Records from a data source
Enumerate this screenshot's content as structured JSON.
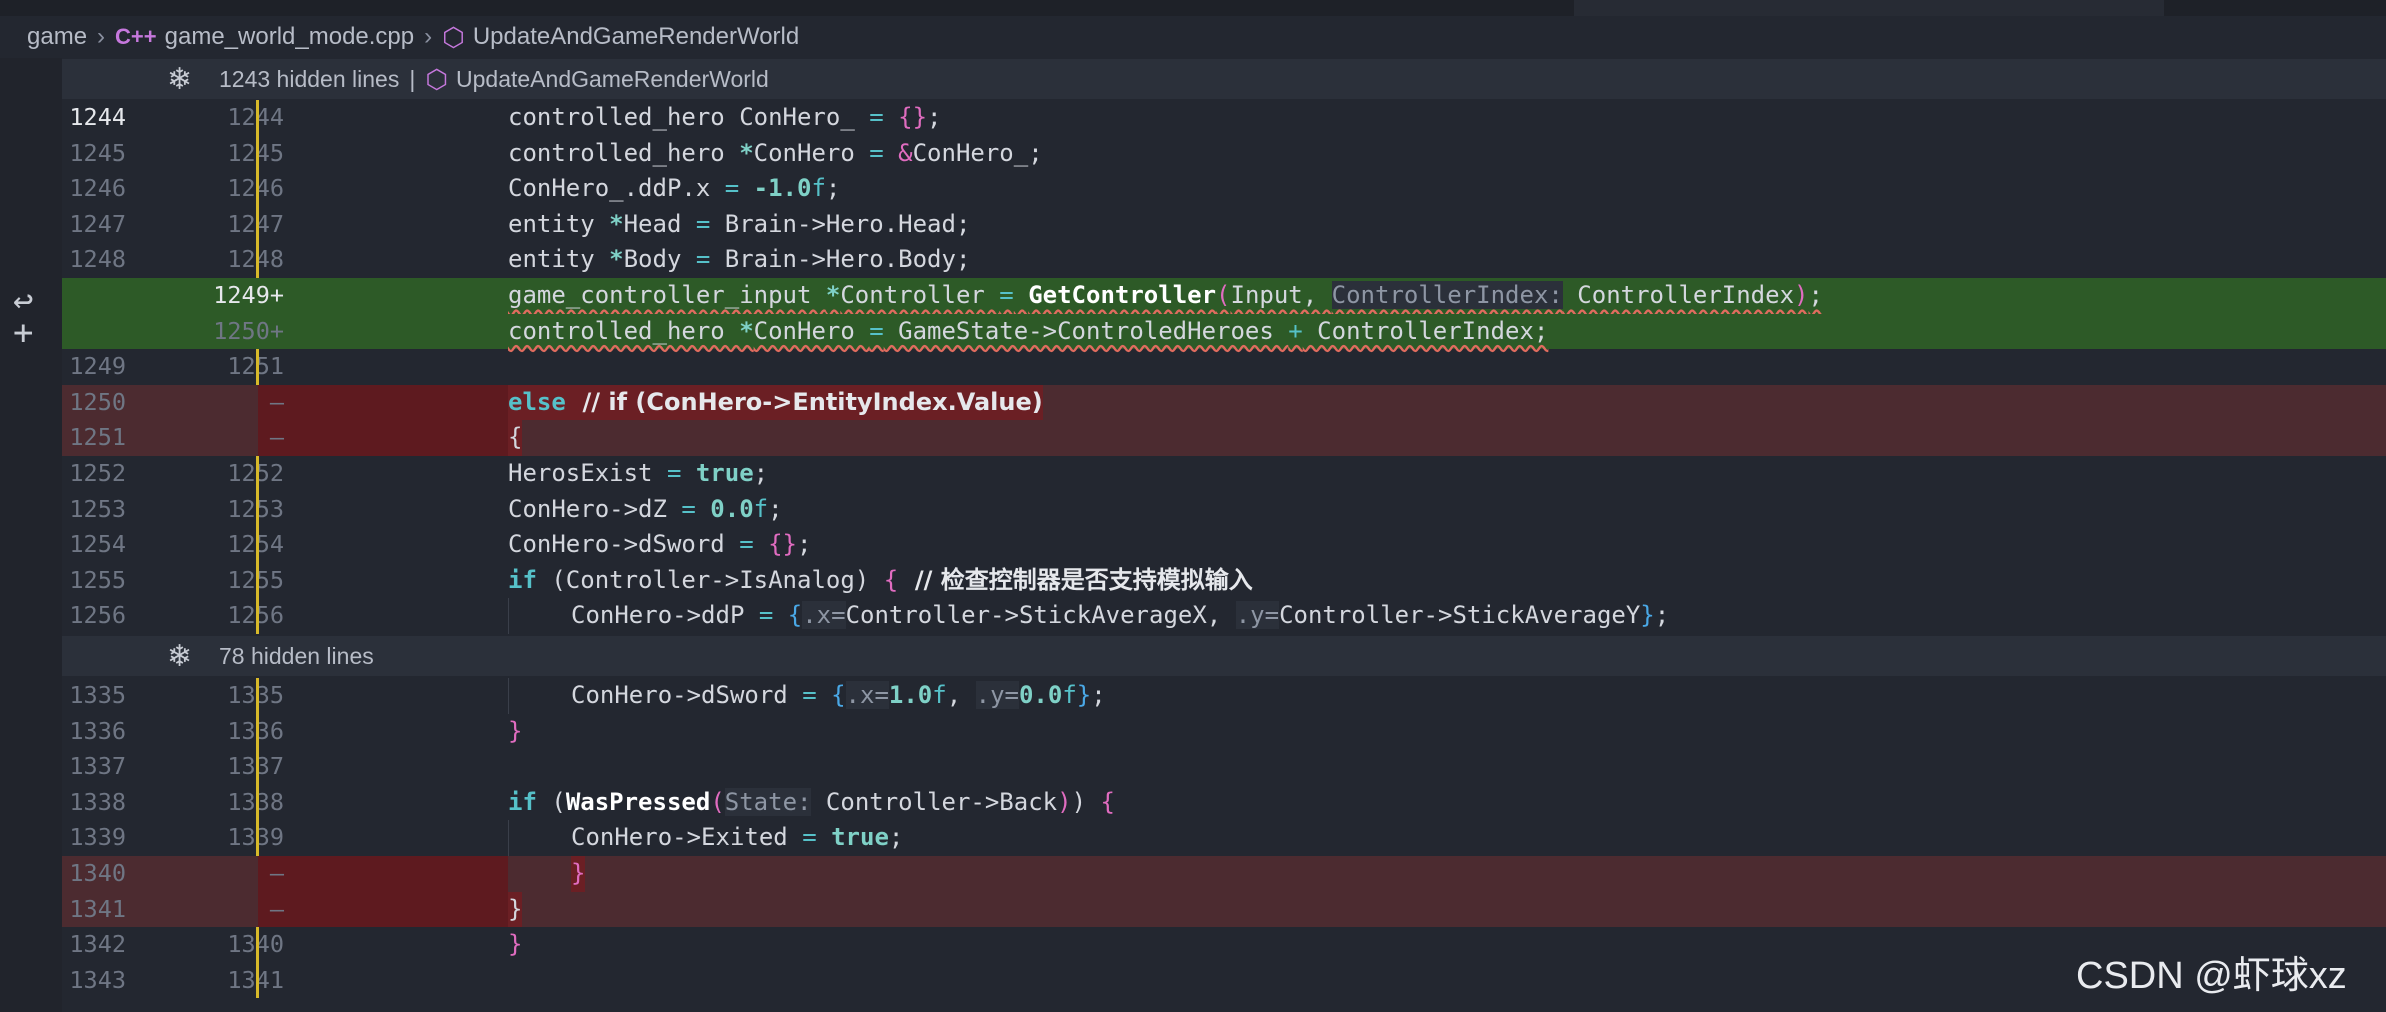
{
  "breadcrumb": {
    "folder": "game",
    "file": "game_world_mode.cpp",
    "file_icon": "C++",
    "symbol": "UpdateAndGameRenderWorld"
  },
  "banners": {
    "top": {
      "text": "1243 hidden lines",
      "symbol": "UpdateAndGameRenderWorld"
    },
    "mid": {
      "text": "78 hidden lines"
    }
  },
  "lines": [
    {
      "old": "1244",
      "new": "1244",
      "kind": "ctx",
      "active": true
    },
    {
      "old": "1245",
      "new": "1245",
      "kind": "ctx"
    },
    {
      "old": "1246",
      "new": "1246",
      "kind": "ctx"
    },
    {
      "old": "1247",
      "new": "1247",
      "kind": "ctx"
    },
    {
      "old": "1248",
      "new": "1248",
      "kind": "ctx"
    },
    {
      "old": "",
      "new": "1249+",
      "kind": "add",
      "active": true
    },
    {
      "old": "",
      "new": "1250+",
      "kind": "add"
    },
    {
      "old": "1249",
      "new": "1251",
      "kind": "ctx"
    },
    {
      "old": "1250",
      "new": "—",
      "kind": "del"
    },
    {
      "old": "1251",
      "new": "—",
      "kind": "del"
    },
    {
      "old": "1252",
      "new": "1252",
      "kind": "ctx"
    },
    {
      "old": "1253",
      "new": "1253",
      "kind": "ctx"
    },
    {
      "old": "1254",
      "new": "1254",
      "kind": "ctx"
    },
    {
      "old": "1255",
      "new": "1255",
      "kind": "ctx"
    },
    {
      "old": "1256",
      "new": "1256",
      "kind": "ctx"
    },
    {
      "old": "1335",
      "new": "1335",
      "kind": "ctx"
    },
    {
      "old": "1336",
      "new": "1336",
      "kind": "ctx"
    },
    {
      "old": "1337",
      "new": "1337",
      "kind": "ctx"
    },
    {
      "old": "1338",
      "new": "1338",
      "kind": "ctx"
    },
    {
      "old": "1339",
      "new": "1339",
      "kind": "ctx"
    },
    {
      "old": "1340",
      "new": "—",
      "kind": "del"
    },
    {
      "old": "1341",
      "new": "—",
      "kind": "del"
    },
    {
      "old": "1342",
      "new": "1340",
      "kind": "ctx"
    },
    {
      "old": "1343",
      "new": "1341",
      "kind": "ctx"
    }
  ],
  "code": {
    "l0": {
      "a": "controlled_hero ConHero_ ",
      "b": "=",
      "c": " ",
      "d": "{}",
      "e": ";"
    },
    "l1": {
      "a": "controlled_hero ",
      "b": "*",
      "c": "ConHero ",
      "d": "=",
      "e": " ",
      "f": "&",
      "g": "ConHero_;"
    },
    "l2": {
      "a": "ConHero_.ddP.x ",
      "b": "=",
      "c": " ",
      "d": "-1.0",
      "e": "f",
      "f": ";"
    },
    "l3": {
      "a": "entity ",
      "b": "*",
      "c": "Head ",
      "d": "=",
      "e": " Brain->Hero.Head;"
    },
    "l4": {
      "a": "entity ",
      "b": "*",
      "c": "Body ",
      "d": "=",
      "e": " Brain->Hero.Body;"
    },
    "l5": {
      "a": "game_controller_input ",
      "b": "*",
      "c": "Controller ",
      "d": "=",
      "e": " ",
      "f": "GetController",
      "g": "(",
      "h": "Input, ",
      "i": "ControllerIndex:",
      "j": " ControllerIndex",
      "k": ")",
      "l": ";"
    },
    "l6": {
      "a": "controlled_hero ",
      "b": "*",
      "c": "ConHero ",
      "d": "=",
      "e": " GameState->ControledHeroes ",
      "f": "+",
      "g": " ControllerIndex;"
    },
    "l8": {
      "a": "else",
      "b": "  // if (ConHero->EntityIndex.Value)"
    },
    "l9": {
      "a": "{"
    },
    "l10": {
      "a": "HerosExist ",
      "b": "=",
      "c": " ",
      "d": "true",
      "e": ";"
    },
    "l11": {
      "a": "ConHero->dZ ",
      "b": "=",
      "c": " ",
      "d": "0.0",
      "e": "f",
      "f": ";"
    },
    "l12": {
      "a": "ConHero->dSword ",
      "b": "=",
      "c": " ",
      "d": "{}",
      "e": ";"
    },
    "l13": {
      "a": "if",
      "b": " (Controller->IsAnalog) ",
      "c": "{",
      "d": "  // 检查控制器是否支持模拟输入"
    },
    "l14": {
      "a": "ConHero->ddP ",
      "b": "=",
      "c": " ",
      "d": "{",
      "e": ".x=",
      "f": "Controller->StickAverageX, ",
      "g": ".y=",
      "h": "Controller->StickAverageY",
      "i": "}",
      "j": ";"
    },
    "l15": {
      "a": "ConHero->dSword ",
      "b": "=",
      "c": " ",
      "d": "{",
      "e": ".x=",
      "f": "1.0",
      "g": "f",
      "h": ", ",
      "i": ".y=",
      "j": "0.0",
      "k": "f",
      "l": "}",
      "m": ";"
    },
    "l16": {
      "a": "}"
    },
    "l18": {
      "a": "if",
      "b": " (",
      "c": "WasPressed",
      "d": "(",
      "e": "State:",
      "f": " Controller->Back",
      "g": ")",
      "h": ") ",
      "i": "{"
    },
    "l19": {
      "a": "ConHero->Exited ",
      "b": "=",
      "c": " ",
      "d": "true",
      "e": ";"
    },
    "l20": {
      "a": "}"
    },
    "l21": {
      "a": "}"
    },
    "l22": {
      "a": "}"
    }
  },
  "watermark": "CSDN @虾球xz"
}
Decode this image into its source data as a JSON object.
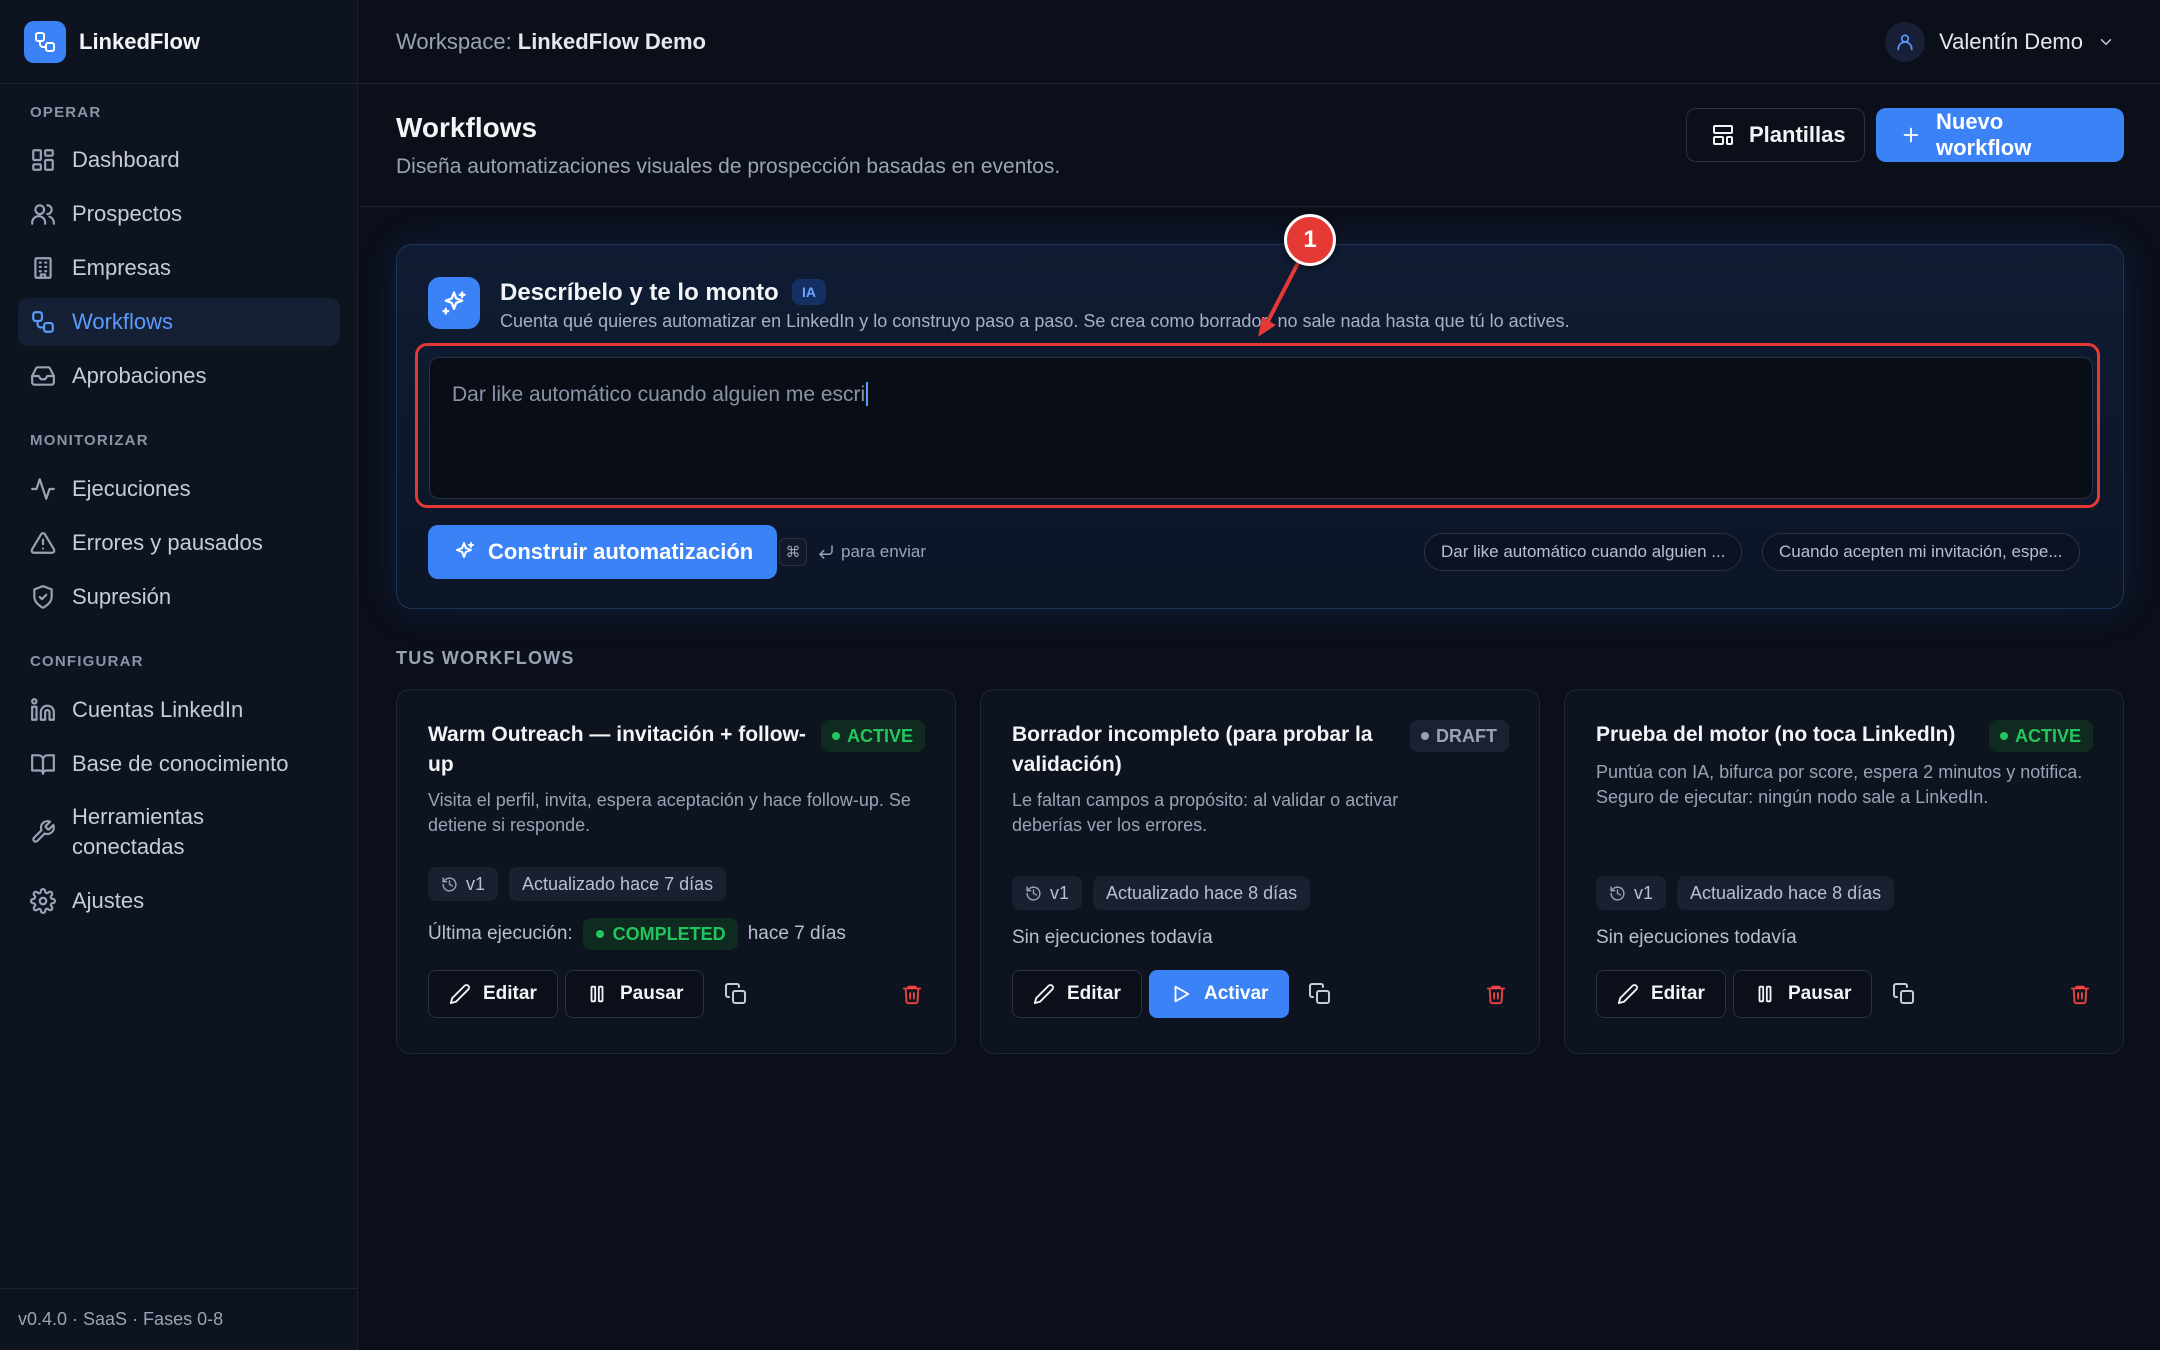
{
  "app": {
    "name": "LinkedFlow"
  },
  "topbar": {
    "workspace_label": "Workspace:",
    "workspace_name": "LinkedFlow Demo",
    "user_name": "Valentín Demo"
  },
  "sidebar": {
    "sections": [
      "OPERAR",
      "MONITORIZAR",
      "CONFIGURAR"
    ],
    "items": [
      {
        "label": "Dashboard",
        "icon": "dashboard-icon"
      },
      {
        "label": "Prospectos",
        "icon": "users-icon"
      },
      {
        "label": "Empresas",
        "icon": "building-icon"
      },
      {
        "label": "Workflows",
        "icon": "workflow-icon",
        "active": true
      },
      {
        "label": "Aprobaciones",
        "icon": "inbox-icon"
      },
      {
        "label": "Ejecuciones",
        "icon": "activity-icon"
      },
      {
        "label": "Errores y pausados",
        "icon": "warning-icon"
      },
      {
        "label": "Supresión",
        "icon": "shield-icon"
      },
      {
        "label": "Cuentas LinkedIn",
        "icon": "linkedin-icon"
      },
      {
        "label": "Base de conocimiento",
        "icon": "book-icon"
      },
      {
        "label": "Herramientas conectadas",
        "icon": "wrench-icon"
      },
      {
        "label": "Ajustes",
        "icon": "gear-icon"
      }
    ],
    "footer": "v0.4.0 · SaaS · Fases 0-8"
  },
  "page": {
    "title": "Workflows",
    "subtitle": "Diseña automatizaciones visuales de prospección basadas en eventos.",
    "templates_label": "Plantillas",
    "new_label": "Nuevo workflow"
  },
  "ai_panel": {
    "title": "Descríbelo y te lo monto",
    "badge": "IA",
    "subtitle": "Cuenta qué quieres automatizar en LinkedIn y lo construyo paso a paso. Se crea como borrador: no sale nada hasta que tú lo actives.",
    "input_value": "Dar like automático cuando alguien me escri",
    "build_label": "Construir automatización",
    "kbd_symbol": "⌘",
    "send_hint": "para enviar",
    "suggestions": [
      "Dar like automático cuando alguien ...",
      "Cuando acepten mi invitación, espe..."
    ]
  },
  "annotation": {
    "number": "1",
    "color": "#e53935"
  },
  "workflows": {
    "section_label": "TUS WORKFLOWS",
    "cards": [
      {
        "title": "Warm Outreach — invitación + follow-up",
        "status": "ACTIVE",
        "description": "Visita el perfil, invita, espera aceptación y hace follow-up. Se detiene si responde.",
        "version": "v1",
        "updated": "Actualizado hace 7 días",
        "last_exec_label": "Última ejecución:",
        "last_exec_status": "COMPLETED",
        "last_exec_time": "hace 7 días",
        "edit_label": "Editar",
        "toggle_label": "Pausar"
      },
      {
        "title": "Borrador incompleto (para probar la validación)",
        "status": "DRAFT",
        "description": "Le faltan campos a propósito: al validar o activar deberías ver los errores.",
        "version": "v1",
        "updated": "Actualizado hace 8 días",
        "no_exec": "Sin ejecuciones todavía",
        "edit_label": "Editar",
        "toggle_label": "Activar"
      },
      {
        "title": "Prueba del motor (no toca LinkedIn)",
        "status": "ACTIVE",
        "description": "Puntúa con IA, bifurca por score, espera 2 minutos y notifica. Seguro de ejecutar: ningún nodo sale a LinkedIn.",
        "version": "v1",
        "updated": "Actualizado hace 8 días",
        "no_exec": "Sin ejecuciones todavía",
        "edit_label": "Editar",
        "toggle_label": "Pausar"
      }
    ]
  },
  "colors": {
    "accent": "#3b82f6",
    "success": "#22c55e",
    "danger": "#ef4444",
    "background": "#0b0f19"
  }
}
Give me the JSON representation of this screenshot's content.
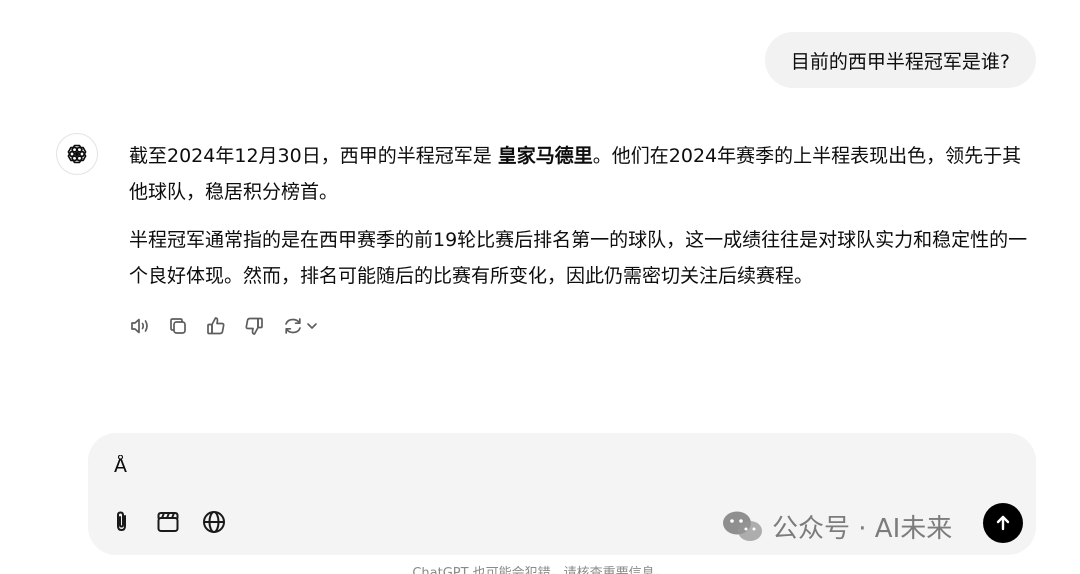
{
  "user_message": "目前的西甲半程冠军是谁?",
  "assistant": {
    "para1_prefix": "截至2024年12月30日，西甲的半程冠军是 ",
    "para1_bold": "皇家马德里",
    "para1_suffix": "。他们在2024年赛季的上半程表现出色，领先于其他球队，稳居积分榜首。",
    "para2": "半程冠军通常指的是在西甲赛季的前19轮比赛后排名第一的球队，这一成绩往往是对球队实力和稳定性的一个良好体现。然而，排名可能随后的比赛有所变化，因此仍需密切关注后续赛程。"
  },
  "actions": [
    {
      "name": "read-aloud-icon"
    },
    {
      "name": "copy-icon"
    },
    {
      "name": "thumbs-up-icon"
    },
    {
      "name": "thumbs-down-icon"
    },
    {
      "name": "regenerate-icon"
    }
  ],
  "composer": {
    "value": "Å",
    "tools": [
      "attach-icon",
      "clapperboard-icon",
      "globe-icon"
    ]
  },
  "watermark": "公众号 · AI未来",
  "footer_note": "ChatGPT 也可能会犯错。请核查重要信息。"
}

-- TO DO --
Leaving out every picture, transcribe exactly the lines from the line that contains "Give me the" through the final line of the entries above.

-- SOLUTION FOR THIS EXERCISE --
Give me the JSON representation of this screenshot's content.
{
  "user_message": "目前的西甲半程冠军是谁?",
  "assistant": {
    "para1_prefix": "截至2024年12月30日，西甲的半程冠军是 ",
    "para1_bold": "皇家马德里",
    "para1_suffix": "。他们在2024年赛季的上半程表现出色，领先于其他球队，稳居积分榜首。",
    "para2": "半程冠军通常指的是在西甲赛季的前19轮比赛后排名第一的球队，这一成绩往往是对球队实力和稳定性的一个良好体现。然而，排名可能随后的比赛有所变化，因此仍需密切关注后续赛程。"
  },
  "actions": [
    {
      "name": "read-aloud-icon"
    },
    {
      "name": "copy-icon"
    },
    {
      "name": "thumbs-up-icon"
    },
    {
      "name": "thumbs-down-icon"
    },
    {
      "name": "regenerate-icon"
    }
  ],
  "composer": {
    "value": "Å",
    "tools": [
      "attach-icon",
      "clapperboard-icon",
      "globe-icon"
    ]
  },
  "watermark": "公众号 · AI未来",
  "footer_note": "ChatGPT 也可能会犯错。请核查重要信息。"
}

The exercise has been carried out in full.